++++ INFORMATION GIVEN ++++

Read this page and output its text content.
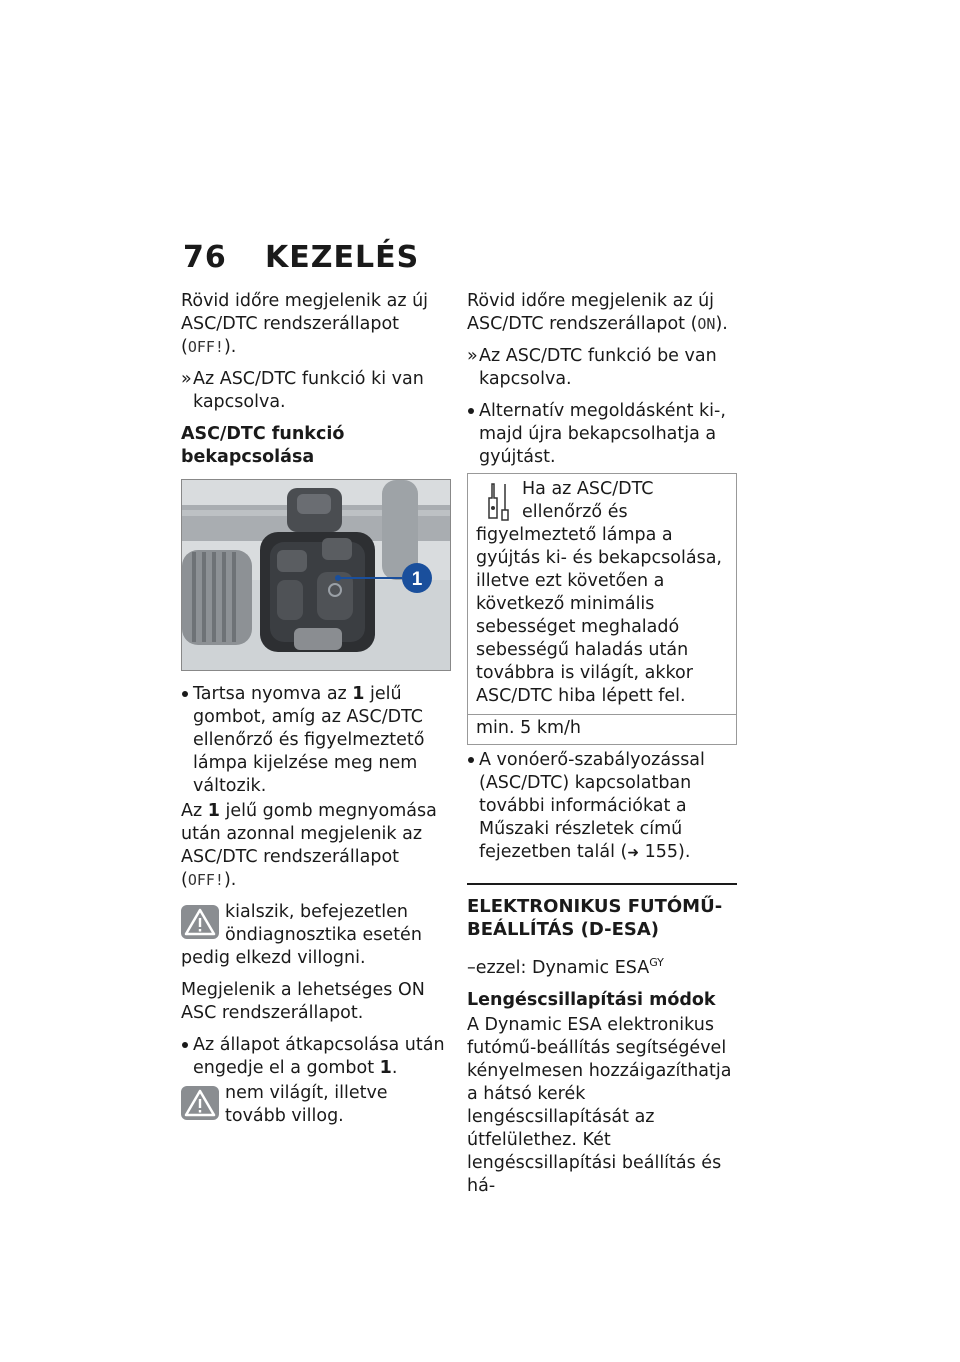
76 KEZELÉS

Rövid időre megjelenik az új ASC/DTC rendszerállapot (OFF!).

» Az ASC/DTC funkció ki van kapcsolva.
ASC/DTC funkció bekapcsolása
1
Tartsa nyomva az 1 jelű gombot, amíg az ASC/DTC ellenőrző és figyelmeztető lámpa kijelzése meg nem változik.

Az 1 jelű gomb megnyomása után azonnal megjelenik az ASC/DTC rendszerállapot (OFF!).

kialszik, befejezetlen öndiagnosztika esetén pedig elkezd villogni.

Megjelenik a lehetséges ON ASC rendszerállapot.

Az állapot átkapcsolása után engedje el a gombot 1.
nem világít, illetve tovább villog.

Rövid időre megjelenik az új ASC/DTC rendszerállapot (ON).

» Az ASC/DTC funkció be van kapcsolva.
Alternatív megoldásként ki-, majd újra bekapcsolhatja a gyújtást.
Ha az ASC/DTC ellenőrző és figyelmeztető lámpa a gyújtás ki- és bekapcsolása, illetve ezt követően a következő minimális sebességet meghaladó sebességű haladás után továbbra is világít, akkor ASC/DTC hiba lépett fel.
min. 5 km/h
A vonóerő-szabályozással (ASC/DTC) kapcsolatban további információkat a Műszaki részletek című fejezetben talál (➜ 155).
ELEKTRONIKUS FUTÓMŰ-BEÁLLÍTÁS (D-ESA)

–ezzel: Dynamic $ESA^{GY}$

Lengéscsillapítási módok

A Dynamic ESA elektronikus futómű-beállítás segítségével kényelmesen hozzáigazíthatja a hátsó kerék lengéscsillapítását az útfelülethez. Két lengéscsillapítási beállítás és há-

++++

▶ **DESCRIPTION OF THE TASK**
Reproduce the material word for word. Any pictures should be left out of the copy.

▶ **SOLVED EXERCISE**
Read this page and output its text content.
76 KEZELÉS

Rövid időre megjelenik az új ASC/DTC rendszerállapot (OFF!).

» Az ASC/DTC funkció ki van kapcsolva.
ASC/DTC funkció bekapcsolása
1
Tartsa nyomva az 1 jelű gombot, amíg az ASC/DTC ellenőrző és figyelmeztető lámpa kijelzése meg nem változik.

Az 1 jelű gomb megnyomása után azonnal megjelenik az ASC/DTC rendszerállapot (OFF!).

kialszik, befejezetlen öndiagnosztika esetén pedig elkezd villogni.

Megjelenik a lehetséges ON ASC rendszerállapot.

Az állapot átkapcsolása után engedje el a gombot 1.
nem világít, illetve tovább villog.

Rövid időre megjelenik az új ASC/DTC rendszerállapot (ON).

» Az ASC/DTC funkció be van kapcsolva.
Alternatív megoldásként ki-, majd újra bekapcsolhatja a gyújtást.
Ha az ASC/DTC ellenőrző és figyelmeztető lámpa a gyújtás ki- és bekapcsolása, illetve ezt követően a következő minimális sebességet meghaladó sebességű haladás után továbbra is világít, akkor ASC/DTC hiba lépett fel.
min. 5 km/h
A vonóerő-szabályozással (ASC/DTC) kapcsolatban további információkat a Műszaki részletek című fejezetben talál (➜ 155).
ELEKTRONIKUS FUTÓMŰ-BEÁLLÍTÁS (D-ESA)

–ezzel: Dynamic $ESA^{GY}$

Lengéscsillapítási módok

A Dynamic ESA elektronikus futómű-beállítás segítségével kényelmesen hozzáigazíthatja a hátsó kerék lengéscsillapítását az útfelülethez. Két lengéscsillapítási beállítás és há-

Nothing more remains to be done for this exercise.